[Stored items]
** BEGIN **
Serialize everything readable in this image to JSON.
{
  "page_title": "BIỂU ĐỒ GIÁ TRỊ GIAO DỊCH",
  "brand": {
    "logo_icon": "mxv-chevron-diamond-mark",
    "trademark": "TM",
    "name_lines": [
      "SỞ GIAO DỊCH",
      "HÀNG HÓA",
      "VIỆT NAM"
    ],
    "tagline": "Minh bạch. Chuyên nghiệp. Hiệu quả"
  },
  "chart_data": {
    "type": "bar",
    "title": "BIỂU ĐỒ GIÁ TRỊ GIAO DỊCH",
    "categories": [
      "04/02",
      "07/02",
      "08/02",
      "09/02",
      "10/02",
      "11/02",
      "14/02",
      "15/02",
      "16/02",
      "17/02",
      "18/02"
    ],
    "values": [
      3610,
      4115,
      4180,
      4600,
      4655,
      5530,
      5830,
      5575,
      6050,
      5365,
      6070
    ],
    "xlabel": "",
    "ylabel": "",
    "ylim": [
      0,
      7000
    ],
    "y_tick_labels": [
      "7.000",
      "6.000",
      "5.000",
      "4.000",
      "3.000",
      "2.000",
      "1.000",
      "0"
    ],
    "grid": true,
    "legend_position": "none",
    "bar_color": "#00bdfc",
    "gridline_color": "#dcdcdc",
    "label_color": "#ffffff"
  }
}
** END **
_GIVEN TASK:_
Check each line above for the word "DỊCH", and copy the lines where it appears.

_OUTPUT OF THE TASK:_
  "page_title": "BIỂU ĐỒ GIÁ TRỊ GIAO DỊCH",
      "SỞ GIAO DỊCH",
    "title": "BIỂU ĐỒ GIÁ TRỊ GIAO DỊCH",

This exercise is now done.